[Begin]
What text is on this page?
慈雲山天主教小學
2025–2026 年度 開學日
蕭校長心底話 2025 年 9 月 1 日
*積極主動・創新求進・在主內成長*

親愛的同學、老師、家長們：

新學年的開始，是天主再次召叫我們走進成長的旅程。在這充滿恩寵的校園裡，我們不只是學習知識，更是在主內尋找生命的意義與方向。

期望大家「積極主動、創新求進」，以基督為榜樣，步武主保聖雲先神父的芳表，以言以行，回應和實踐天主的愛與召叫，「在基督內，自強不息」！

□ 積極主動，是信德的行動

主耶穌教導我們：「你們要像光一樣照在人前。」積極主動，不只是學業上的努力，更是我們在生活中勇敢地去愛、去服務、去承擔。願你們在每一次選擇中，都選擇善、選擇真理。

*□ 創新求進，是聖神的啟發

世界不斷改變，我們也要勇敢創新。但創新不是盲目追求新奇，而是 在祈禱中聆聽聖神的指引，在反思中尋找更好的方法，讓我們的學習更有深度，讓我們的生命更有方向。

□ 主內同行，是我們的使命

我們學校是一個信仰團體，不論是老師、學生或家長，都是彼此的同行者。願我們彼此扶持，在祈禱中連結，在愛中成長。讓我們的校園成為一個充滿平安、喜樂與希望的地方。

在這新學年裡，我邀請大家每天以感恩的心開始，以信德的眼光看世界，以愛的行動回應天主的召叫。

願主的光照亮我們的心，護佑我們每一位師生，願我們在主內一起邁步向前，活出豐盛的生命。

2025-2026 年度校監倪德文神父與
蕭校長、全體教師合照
[End]
(TO BE DONE): Copy each line of the data exactly, leaving nothing out.

(FINISHED EXERCISE):
What text is on this page?
慈雲山天主教小學
2025–2026 年度 開學日
蕭校長心底話 2025 年 9 月 1 日
*積極主動・創新求進・在主內成長*

親愛的同學、老師、家長們：

新學年的開始，是天主再次召叫我們走進成長的旅程。在這充滿恩寵的校園裡，我們不只是學習知識，更是在主內尋找生命的意義與方向。

期望大家「積極主動、創新求進」，以基督為榜樣，步武主保聖雲先神父的芳表，以言以行，回應和實踐天主的愛與召叫，「在基督內，自強不息」！

□ 積極主動，是信德的行動

主耶穌教導我們：「你們要像光一樣照在人前。」積極主動，不只是學業上的努力，更是我們在生活中勇敢地去愛、去服務、去承擔。願你們在每一次選擇中，都選擇善、選擇真理。

*□ 創新求進，是聖神的啟發

世界不斷改變，我們也要勇敢創新。但創新不是盲目追求新奇，而是 在祈禱中聆聽聖神的指引，在反思中尋找更好的方法，讓我們的學習更有深度，讓我們的生命更有方向。

□ 主內同行，是我們的使命

我們學校是一個信仰團體，不論是老師、學生或家長，都是彼此的同行者。願我們彼此扶持，在祈禱中連結，在愛中成長。讓我們的校園成為一個充滿平安、喜樂與希望的地方。

在這新學年裡，我邀請大家每天以感恩的心開始，以信德的眼光看世界，以愛的行動回應天主的召叫。

願主的光照亮我們的心，護佑我們每一位師生，願我們在主內一起邁步向前，活出豐盛的生命。

2025-2026 年度校監倪德文神父與
蕭校長、全體教師合照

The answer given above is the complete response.